# Exercise input
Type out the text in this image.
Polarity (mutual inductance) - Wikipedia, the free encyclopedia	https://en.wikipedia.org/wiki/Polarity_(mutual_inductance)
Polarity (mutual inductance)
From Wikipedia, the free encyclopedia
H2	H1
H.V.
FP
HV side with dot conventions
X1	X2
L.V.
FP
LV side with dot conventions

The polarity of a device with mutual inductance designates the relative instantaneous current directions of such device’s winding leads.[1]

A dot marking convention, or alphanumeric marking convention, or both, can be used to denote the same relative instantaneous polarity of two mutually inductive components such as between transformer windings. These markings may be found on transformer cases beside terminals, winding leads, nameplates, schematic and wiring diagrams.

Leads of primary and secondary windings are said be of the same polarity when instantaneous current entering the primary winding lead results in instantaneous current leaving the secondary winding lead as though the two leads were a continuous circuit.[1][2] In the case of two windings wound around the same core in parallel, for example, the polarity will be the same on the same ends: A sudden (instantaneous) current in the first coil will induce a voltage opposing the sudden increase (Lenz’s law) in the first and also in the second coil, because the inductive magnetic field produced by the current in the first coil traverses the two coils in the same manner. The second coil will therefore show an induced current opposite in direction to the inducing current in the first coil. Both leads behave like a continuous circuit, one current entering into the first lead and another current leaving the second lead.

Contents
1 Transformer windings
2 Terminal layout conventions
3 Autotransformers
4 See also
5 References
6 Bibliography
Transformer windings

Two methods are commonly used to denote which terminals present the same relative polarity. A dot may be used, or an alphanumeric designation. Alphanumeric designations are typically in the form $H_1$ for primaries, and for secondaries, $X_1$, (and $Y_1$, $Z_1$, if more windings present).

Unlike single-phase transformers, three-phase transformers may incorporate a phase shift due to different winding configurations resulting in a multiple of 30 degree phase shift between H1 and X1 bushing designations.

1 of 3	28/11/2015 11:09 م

# What the task asks
Look through the data above. Each line containing the word "encyclopedia" needs to be copied.

# Solution for this task
Polarity (mutual inductance) - Wikipedia, the free encyclopedia	https://en.wikipedia.org/wiki/Polarity_(mutual_inductance)
From Wikipedia, the free encyclopedia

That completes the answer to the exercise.